> SHORT PROBLEM
Please quote the material exactly, every line of it.

++++ DATA SECTION

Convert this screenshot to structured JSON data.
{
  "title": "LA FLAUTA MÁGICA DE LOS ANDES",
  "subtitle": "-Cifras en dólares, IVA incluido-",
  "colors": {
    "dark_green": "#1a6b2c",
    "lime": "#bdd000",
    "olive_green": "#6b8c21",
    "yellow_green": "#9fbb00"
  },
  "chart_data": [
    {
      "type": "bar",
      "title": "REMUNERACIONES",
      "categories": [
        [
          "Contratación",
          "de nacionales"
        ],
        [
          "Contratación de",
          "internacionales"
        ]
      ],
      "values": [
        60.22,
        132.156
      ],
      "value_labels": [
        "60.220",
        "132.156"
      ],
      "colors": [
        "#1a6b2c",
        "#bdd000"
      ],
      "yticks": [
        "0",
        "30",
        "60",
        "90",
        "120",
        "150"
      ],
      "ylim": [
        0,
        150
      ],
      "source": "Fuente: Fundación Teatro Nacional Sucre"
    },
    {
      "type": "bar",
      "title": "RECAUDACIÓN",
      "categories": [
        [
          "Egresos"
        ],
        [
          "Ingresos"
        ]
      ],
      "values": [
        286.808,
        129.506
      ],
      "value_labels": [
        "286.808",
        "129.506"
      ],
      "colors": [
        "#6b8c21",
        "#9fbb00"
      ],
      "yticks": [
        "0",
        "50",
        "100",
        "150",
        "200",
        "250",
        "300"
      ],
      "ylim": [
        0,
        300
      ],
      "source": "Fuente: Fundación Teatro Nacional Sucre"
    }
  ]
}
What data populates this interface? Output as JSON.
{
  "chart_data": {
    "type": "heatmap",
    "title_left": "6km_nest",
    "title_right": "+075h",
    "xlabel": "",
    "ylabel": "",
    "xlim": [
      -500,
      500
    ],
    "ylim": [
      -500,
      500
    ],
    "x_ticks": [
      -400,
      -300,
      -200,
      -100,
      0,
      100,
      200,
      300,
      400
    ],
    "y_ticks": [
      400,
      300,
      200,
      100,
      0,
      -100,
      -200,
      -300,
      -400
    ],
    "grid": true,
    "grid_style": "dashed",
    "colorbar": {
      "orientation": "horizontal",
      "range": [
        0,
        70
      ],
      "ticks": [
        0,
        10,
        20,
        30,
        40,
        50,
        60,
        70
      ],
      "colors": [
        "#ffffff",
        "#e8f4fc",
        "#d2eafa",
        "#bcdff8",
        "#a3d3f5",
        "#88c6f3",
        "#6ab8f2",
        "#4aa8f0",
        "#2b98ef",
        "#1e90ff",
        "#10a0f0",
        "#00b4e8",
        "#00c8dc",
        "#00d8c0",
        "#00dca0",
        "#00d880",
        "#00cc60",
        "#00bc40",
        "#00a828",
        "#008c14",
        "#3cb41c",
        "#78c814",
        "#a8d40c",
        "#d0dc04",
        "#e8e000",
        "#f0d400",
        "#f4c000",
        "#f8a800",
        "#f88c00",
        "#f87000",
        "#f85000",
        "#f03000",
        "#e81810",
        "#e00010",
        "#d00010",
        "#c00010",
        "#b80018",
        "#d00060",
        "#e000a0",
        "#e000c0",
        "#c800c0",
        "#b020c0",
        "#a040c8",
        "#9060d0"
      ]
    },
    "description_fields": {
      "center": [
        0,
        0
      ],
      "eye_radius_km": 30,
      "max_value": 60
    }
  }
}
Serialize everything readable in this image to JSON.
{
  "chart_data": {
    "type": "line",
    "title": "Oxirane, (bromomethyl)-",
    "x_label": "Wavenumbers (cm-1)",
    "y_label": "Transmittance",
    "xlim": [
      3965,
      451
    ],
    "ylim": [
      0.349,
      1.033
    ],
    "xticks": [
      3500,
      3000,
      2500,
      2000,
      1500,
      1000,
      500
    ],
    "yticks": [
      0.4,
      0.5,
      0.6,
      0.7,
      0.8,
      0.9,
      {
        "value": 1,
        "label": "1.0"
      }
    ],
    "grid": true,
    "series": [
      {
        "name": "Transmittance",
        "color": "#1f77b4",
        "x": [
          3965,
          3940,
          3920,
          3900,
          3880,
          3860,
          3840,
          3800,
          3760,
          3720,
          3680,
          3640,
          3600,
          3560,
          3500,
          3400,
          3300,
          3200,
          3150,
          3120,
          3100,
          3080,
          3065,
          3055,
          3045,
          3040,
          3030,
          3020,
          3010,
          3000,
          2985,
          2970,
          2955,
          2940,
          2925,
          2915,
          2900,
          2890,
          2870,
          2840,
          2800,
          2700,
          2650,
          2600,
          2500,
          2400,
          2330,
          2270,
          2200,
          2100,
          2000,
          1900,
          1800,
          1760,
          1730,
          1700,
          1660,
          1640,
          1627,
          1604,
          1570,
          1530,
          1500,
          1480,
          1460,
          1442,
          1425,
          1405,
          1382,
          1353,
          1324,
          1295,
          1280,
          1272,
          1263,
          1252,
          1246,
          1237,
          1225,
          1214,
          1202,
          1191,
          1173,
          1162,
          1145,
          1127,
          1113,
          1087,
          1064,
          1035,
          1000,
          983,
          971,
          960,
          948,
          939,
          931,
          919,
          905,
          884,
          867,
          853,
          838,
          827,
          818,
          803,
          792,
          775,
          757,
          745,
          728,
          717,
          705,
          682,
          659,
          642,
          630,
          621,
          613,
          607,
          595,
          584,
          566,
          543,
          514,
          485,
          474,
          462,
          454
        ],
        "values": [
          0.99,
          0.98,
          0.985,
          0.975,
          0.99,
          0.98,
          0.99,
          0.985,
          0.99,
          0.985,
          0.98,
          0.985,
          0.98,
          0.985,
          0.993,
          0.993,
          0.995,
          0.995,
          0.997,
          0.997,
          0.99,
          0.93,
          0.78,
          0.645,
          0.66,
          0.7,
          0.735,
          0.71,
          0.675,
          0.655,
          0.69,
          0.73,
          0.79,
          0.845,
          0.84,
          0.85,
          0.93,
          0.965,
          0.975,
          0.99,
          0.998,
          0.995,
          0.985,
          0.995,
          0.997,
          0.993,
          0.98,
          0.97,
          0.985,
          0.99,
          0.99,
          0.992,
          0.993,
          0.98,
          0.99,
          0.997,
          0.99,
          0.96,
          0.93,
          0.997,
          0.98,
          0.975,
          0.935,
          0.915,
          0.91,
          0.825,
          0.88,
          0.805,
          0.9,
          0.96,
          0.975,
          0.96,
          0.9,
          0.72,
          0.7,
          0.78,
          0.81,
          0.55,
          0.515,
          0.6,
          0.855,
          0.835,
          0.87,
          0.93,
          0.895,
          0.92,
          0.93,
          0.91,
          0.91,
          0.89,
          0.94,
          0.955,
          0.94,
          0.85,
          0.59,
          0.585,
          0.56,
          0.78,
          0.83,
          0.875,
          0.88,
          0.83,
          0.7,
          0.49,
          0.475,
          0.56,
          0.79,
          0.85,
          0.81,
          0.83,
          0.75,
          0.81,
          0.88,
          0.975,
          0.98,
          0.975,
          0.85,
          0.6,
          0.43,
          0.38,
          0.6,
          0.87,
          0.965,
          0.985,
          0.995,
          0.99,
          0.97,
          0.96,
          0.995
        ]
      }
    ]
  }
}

++++++++

> ANSWER TO THIS PROBLEM
Convert this screenshot to structured JSON data.
{
  "title": "LA FLAUTA MÁGICA DE LOS ANDES",
  "subtitle": "-Cifras en dólares, IVA incluido-",
  "colors": {
    "dark_green": "#1a6b2c",
    "lime": "#bdd000",
    "olive_green": "#6b8c21",
    "yellow_green": "#9fbb00"
  },
  "chart_data": [
    {
      "type": "bar",
      "title": "REMUNERACIONES",
      "categories": [
        [
          "Contratación",
          "de nacionales"
        ],
        [
          "Contratación de",
          "internacionales"
        ]
      ],
      "values": [
        60.22,
        132.156
      ],
      "value_labels": [
        "60.220",
        "132.156"
      ],
      "colors": [
        "#1a6b2c",
        "#bdd000"
      ],
      "yticks": [
        "0",
        "30",
        "60",
        "90",
        "120",
        "150"
      ],
      "ylim": [
        0,
        150
      ],
      "source": "Fuente: Fundación Teatro Nacional Sucre"
    },
    {
      "type": "bar",
      "title": "RECAUDACIÓN",
      "categories": [
        [
          "Egresos"
        ],
        [
          "Ingresos"
        ]
      ],
      "values": [
        286.808,
        129.506
      ],
      "value_labels": [
        "286.808",
        "129.506"
      ],
      "colors": [
        "#6b8c21",
        "#9fbb00"
      ],
      "yticks": [
        "0",
        "50",
        "100",
        "150",
        "200",
        "250",
        "300"
      ],
      "ylim": [
        0,
        300
      ],
      "source": "Fuente: Fundación Teatro Nacional Sucre"
    }
  ]
}
What data populates this interface? Output as JSON.
{
  "chart_data": {
    "type": "heatmap",
    "title_left": "6km_nest",
    "title_right": "+075h",
    "xlabel": "",
    "ylabel": "",
    "xlim": [
      -500,
      500
    ],
    "ylim": [
      -500,
      500
    ],
    "x_ticks": [
      -400,
      -300,
      -200,
      -100,
      0,
      100,
      200,
      300,
      400
    ],
    "y_ticks": [
      400,
      300,
      200,
      100,
      0,
      -100,
      -200,
      -300,
      -400
    ],
    "grid": true,
    "grid_style": "dashed",
    "colorbar": {
      "orientation": "horizontal",
      "range": [
        0,
        70
      ],
      "ticks": [
        0,
        10,
        20,
        30,
        40,
        50,
        60,
        70
      ],
      "colors": [
        "#ffffff",
        "#e8f4fc",
        "#d2eafa",
        "#bcdff8",
        "#a3d3f5",
        "#88c6f3",
        "#6ab8f2",
        "#4aa8f0",
        "#2b98ef",
        "#1e90ff",
        "#10a0f0",
        "#00b4e8",
        "#00c8dc",
        "#00d8c0",
        "#00dca0",
        "#00d880",
        "#00cc60",
        "#00bc40",
        "#00a828",
        "#008c14",
        "#3cb41c",
        "#78c814",
        "#a8d40c",
        "#d0dc04",
        "#e8e000",
        "#f0d400",
        "#f4c000",
        "#f8a800",
        "#f88c00",
        "#f87000",
        "#f85000",
        "#f03000",
        "#e81810",
        "#e00010",
        "#d00010",
        "#c00010",
        "#b80018",
        "#d00060",
        "#e000a0",
        "#e000c0",
        "#c800c0",
        "#b020c0",
        "#a040c8",
        "#9060d0"
      ]
    },
    "description_fields": {
      "center": [
        0,
        0
      ],
      "eye_radius_km": 30,
      "max_value": 60
    }
  }
}
Serialize everything readable in this image to JSON.
{
  "chart_data": {
    "type": "line",
    "title": "Oxirane, (bromomethyl)-",
    "x_label": "Wavenumbers (cm-1)",
    "y_label": "Transmittance",
    "xlim": [
      3965,
      451
    ],
    "ylim": [
      0.349,
      1.033
    ],
    "xticks": [
      3500,
      3000,
      2500,
      2000,
      1500,
      1000,
      500
    ],
    "yticks": [
      0.4,
      0.5,
      0.6,
      0.7,
      0.8,
      0.9,
      {
        "value": 1,
        "label": "1.0"
      }
    ],
    "grid": true,
    "series": [
      {
        "name": "Transmittance",
        "color": "#1f77b4",
        "x": [
          3965,
          3940,
          3920,
          3900,
          3880,
          3860,
          3840,
          3800,
          3760,
          3720,
          3680,
          3640,
          3600,
          3560,
          3500,
          3400,
          3300,
          3200,
          3150,
          3120,
          3100,
          3080,
          3065,
          3055,
          3045,
          3040,
          3030,
          3020,
          3010,
          3000,
          2985,
          2970,
          2955,
          2940,
          2925,
          2915,
          2900,
          2890,
          2870,
          2840,
          2800,
          2700,
          2650,
          2600,
          2500,
          2400,
          2330,
          2270,
          2200,
          2100,
          2000,
          1900,
          1800,
          1760,
          1730,
          1700,
          1660,
          1640,
          1627,
          1604,
          1570,
          1530,
          1500,
          1480,
          1460,
          1442,
          1425,
          1405,
          1382,
          1353,
          1324,
          1295,
          1280,
          1272,
          1263,
          1252,
          1246,
          1237,
          1225,
          1214,
          1202,
          1191,
          1173,
          1162,
          1145,
          1127,
          1113,
          1087,
          1064,
          1035,
          1000,
          983,
          971,
          960,
          948,
          939,
          931,
          919,
          905,
          884,
          867,
          853,
          838,
          827,
          818,
          803,
          792,
          775,
          757,
          745,
          728,
          717,
          705,
          682,
          659,
          642,
          630,
          621,
          613,
          607,
          595,
          584,
          566,
          543,
          514,
          485,
          474,
          462,
          454
        ],
        "values": [
          0.99,
          0.98,
          0.985,
          0.975,
          0.99,
          0.98,
          0.99,
          0.985,
          0.99,
          0.985,
          0.98,
          0.985,
          0.98,
          0.985,
          0.993,
          0.993,
          0.995,
          0.995,
          0.997,
          0.997,
          0.99,
          0.93,
          0.78,
          0.645,
          0.66,
          0.7,
          0.735,
          0.71,
          0.675,
          0.655,
          0.69,
          0.73,
          0.79,
          0.845,
          0.84,
          0.85,
          0.93,
          0.965,
          0.975,
          0.99,
          0.998,
          0.995,
          0.985,
          0.995,
          0.997,
          0.993,
          0.98,
          0.97,
          0.985,
          0.99,
          0.99,
          0.992,
          0.993,
          0.98,
          0.99,
          0.997,
          0.99,
          0.96,
          0.93,
          0.997,
          0.98,
          0.975,
          0.935,
          0.915,
          0.91,
          0.825,
          0.88,
          0.805,
          0.9,
          0.96,
          0.975,
          0.96,
          0.9,
          0.72,
          0.7,
          0.78,
          0.81,
          0.55,
          0.515,
          0.6,
          0.855,
          0.835,
          0.87,
          0.93,
          0.895,
          0.92,
          0.93,
          0.91,
          0.91,
          0.89,
          0.94,
          0.955,
          0.94,
          0.85,
          0.59,
          0.585,
          0.56,
          0.78,
          0.83,
          0.875,
          0.88,
          0.83,
          0.7,
          0.49,
          0.475,
          0.56,
          0.79,
          0.85,
          0.81,
          0.83,
          0.75,
          0.81,
          0.88,
          0.975,
          0.98,
          0.975,
          0.85,
          0.6,
          0.43,
          0.38,
          0.6,
          0.87,
          0.965,
          0.985,
          0.995,
          0.99,
          0.97,
          0.96,
          0.995
        ]
      }
    ]
  }
}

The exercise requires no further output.